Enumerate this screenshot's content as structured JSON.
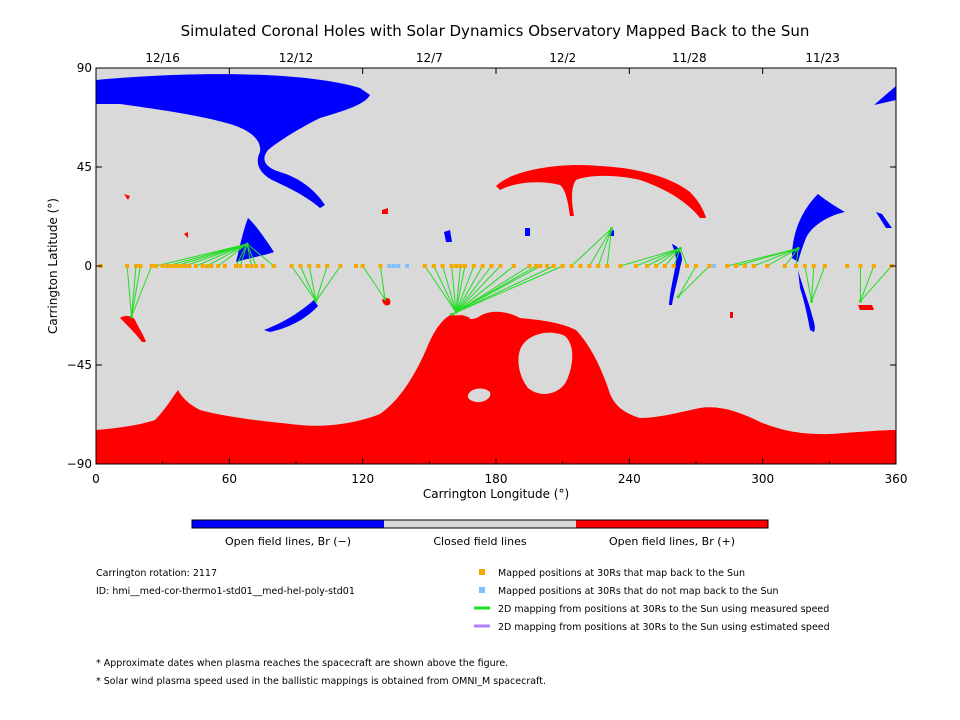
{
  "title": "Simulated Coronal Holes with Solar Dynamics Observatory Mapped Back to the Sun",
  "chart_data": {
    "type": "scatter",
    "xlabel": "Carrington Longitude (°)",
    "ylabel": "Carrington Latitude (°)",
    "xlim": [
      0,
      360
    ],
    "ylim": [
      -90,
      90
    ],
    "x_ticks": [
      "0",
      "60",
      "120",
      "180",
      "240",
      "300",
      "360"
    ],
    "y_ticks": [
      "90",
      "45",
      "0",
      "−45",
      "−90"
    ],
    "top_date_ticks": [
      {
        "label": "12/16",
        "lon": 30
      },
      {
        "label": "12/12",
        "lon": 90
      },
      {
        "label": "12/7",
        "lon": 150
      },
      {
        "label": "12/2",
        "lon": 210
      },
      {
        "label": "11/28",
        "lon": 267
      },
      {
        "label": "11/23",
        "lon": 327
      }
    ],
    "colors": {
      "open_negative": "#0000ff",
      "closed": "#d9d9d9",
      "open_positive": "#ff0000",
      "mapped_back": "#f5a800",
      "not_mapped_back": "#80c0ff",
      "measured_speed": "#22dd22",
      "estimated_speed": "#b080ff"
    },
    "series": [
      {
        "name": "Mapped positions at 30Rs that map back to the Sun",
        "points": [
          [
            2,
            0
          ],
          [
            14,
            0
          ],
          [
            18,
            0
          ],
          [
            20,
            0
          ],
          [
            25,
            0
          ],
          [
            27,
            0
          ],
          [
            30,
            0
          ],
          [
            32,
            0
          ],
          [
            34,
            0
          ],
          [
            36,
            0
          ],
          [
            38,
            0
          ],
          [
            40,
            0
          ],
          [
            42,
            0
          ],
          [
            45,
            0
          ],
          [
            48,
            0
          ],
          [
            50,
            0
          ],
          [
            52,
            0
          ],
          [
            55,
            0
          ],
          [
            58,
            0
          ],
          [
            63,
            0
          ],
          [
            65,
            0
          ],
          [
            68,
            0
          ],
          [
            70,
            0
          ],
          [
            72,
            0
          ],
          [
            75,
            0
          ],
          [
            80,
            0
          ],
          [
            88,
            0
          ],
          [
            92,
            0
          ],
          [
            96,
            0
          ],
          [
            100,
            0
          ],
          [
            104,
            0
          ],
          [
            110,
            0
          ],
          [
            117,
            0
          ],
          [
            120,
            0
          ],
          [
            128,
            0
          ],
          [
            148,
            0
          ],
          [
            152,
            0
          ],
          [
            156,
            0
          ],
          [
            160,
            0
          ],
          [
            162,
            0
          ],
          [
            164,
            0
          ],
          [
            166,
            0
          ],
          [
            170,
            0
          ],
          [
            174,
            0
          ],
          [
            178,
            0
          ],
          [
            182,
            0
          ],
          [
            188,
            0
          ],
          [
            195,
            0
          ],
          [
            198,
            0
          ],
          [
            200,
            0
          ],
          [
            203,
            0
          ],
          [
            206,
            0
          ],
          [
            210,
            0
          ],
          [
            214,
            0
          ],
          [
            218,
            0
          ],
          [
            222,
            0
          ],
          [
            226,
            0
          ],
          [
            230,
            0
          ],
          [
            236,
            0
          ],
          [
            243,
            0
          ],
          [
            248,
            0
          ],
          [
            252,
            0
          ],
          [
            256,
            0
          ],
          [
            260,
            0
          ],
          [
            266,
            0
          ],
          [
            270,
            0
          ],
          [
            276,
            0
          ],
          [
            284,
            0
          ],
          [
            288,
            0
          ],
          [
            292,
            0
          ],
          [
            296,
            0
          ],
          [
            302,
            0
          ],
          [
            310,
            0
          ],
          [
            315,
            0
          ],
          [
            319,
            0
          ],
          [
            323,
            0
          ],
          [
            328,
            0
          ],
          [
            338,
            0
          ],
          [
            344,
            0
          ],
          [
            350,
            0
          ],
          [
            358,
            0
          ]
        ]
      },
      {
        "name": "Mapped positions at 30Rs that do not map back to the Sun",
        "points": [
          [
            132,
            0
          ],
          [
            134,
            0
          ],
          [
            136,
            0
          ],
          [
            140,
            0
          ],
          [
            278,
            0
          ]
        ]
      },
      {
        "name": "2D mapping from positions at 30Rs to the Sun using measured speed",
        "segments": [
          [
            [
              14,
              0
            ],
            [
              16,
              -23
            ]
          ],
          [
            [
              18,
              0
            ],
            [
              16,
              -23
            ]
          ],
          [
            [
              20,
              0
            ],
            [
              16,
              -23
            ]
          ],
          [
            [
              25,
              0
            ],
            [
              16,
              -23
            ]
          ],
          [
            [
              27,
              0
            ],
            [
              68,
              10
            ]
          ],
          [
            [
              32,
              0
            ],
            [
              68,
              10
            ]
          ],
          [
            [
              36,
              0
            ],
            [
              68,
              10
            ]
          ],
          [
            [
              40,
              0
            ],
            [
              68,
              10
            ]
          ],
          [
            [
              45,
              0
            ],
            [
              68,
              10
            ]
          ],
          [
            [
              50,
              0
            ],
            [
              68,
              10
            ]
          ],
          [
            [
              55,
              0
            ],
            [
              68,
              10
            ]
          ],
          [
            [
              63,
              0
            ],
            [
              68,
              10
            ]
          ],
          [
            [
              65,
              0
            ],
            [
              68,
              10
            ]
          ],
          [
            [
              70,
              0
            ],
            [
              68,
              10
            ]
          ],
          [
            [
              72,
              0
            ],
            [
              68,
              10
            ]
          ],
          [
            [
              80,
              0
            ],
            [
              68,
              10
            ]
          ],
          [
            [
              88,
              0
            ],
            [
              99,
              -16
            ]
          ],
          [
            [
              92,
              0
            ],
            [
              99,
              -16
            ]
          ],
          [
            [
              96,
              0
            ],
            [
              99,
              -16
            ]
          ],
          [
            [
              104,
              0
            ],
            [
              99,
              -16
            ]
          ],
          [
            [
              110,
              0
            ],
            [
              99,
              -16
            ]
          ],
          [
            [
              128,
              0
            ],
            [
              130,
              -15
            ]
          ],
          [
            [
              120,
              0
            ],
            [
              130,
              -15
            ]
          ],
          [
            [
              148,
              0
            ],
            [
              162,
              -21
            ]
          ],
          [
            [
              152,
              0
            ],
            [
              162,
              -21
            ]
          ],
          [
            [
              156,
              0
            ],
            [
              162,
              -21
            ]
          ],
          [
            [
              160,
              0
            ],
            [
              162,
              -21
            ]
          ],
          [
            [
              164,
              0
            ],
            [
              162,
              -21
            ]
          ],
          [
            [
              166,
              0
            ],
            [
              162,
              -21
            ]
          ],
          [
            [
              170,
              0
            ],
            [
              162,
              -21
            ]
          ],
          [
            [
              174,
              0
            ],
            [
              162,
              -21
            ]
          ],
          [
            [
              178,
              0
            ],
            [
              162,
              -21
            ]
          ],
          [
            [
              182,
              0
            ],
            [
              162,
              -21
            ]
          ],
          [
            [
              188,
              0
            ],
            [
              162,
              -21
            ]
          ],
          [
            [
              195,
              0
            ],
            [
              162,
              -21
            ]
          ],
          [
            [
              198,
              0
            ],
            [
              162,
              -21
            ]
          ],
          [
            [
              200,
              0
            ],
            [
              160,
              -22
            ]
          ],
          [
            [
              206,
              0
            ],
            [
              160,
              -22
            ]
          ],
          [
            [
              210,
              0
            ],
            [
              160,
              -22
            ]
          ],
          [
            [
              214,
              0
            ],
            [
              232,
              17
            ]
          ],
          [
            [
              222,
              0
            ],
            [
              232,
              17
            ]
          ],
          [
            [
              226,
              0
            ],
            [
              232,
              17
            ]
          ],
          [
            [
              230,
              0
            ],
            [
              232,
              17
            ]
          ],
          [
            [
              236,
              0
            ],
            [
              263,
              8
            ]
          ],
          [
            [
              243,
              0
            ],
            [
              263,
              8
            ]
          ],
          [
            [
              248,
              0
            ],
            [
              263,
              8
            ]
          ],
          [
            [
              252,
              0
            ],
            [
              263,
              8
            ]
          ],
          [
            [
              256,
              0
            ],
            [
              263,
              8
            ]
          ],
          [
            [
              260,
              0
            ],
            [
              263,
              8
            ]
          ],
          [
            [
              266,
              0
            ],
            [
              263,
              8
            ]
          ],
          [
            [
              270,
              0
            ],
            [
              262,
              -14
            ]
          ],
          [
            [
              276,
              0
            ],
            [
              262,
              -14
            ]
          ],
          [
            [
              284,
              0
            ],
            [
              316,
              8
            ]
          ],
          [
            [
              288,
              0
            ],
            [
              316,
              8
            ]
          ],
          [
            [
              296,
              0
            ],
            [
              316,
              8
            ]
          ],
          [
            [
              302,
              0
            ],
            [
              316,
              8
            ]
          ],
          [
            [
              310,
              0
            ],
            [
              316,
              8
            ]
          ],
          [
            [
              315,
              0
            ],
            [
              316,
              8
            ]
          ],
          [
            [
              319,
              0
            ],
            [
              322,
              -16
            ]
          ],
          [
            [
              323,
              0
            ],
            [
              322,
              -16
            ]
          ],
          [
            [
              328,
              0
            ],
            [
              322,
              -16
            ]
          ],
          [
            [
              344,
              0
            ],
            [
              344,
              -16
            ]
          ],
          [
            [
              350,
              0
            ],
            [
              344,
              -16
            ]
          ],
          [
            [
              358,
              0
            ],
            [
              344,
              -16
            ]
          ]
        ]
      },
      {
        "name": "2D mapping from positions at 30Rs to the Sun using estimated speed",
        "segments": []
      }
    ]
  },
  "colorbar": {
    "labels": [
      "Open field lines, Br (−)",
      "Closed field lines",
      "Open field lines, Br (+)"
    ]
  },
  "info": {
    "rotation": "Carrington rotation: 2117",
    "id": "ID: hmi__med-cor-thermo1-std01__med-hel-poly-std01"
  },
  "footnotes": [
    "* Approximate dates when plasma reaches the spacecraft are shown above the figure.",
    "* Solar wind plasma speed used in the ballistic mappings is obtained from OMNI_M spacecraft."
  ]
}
.....
__TASK TO CARRY OUT__.
Scan the material above. Copy each line where "that" occurs.

__OUTPUT FOR THIS TASK__.
        "name": "Mapped positions at 30Rs that map back to the Sun",
        "name": "Mapped positions at 30Rs that do not map back to the Sun",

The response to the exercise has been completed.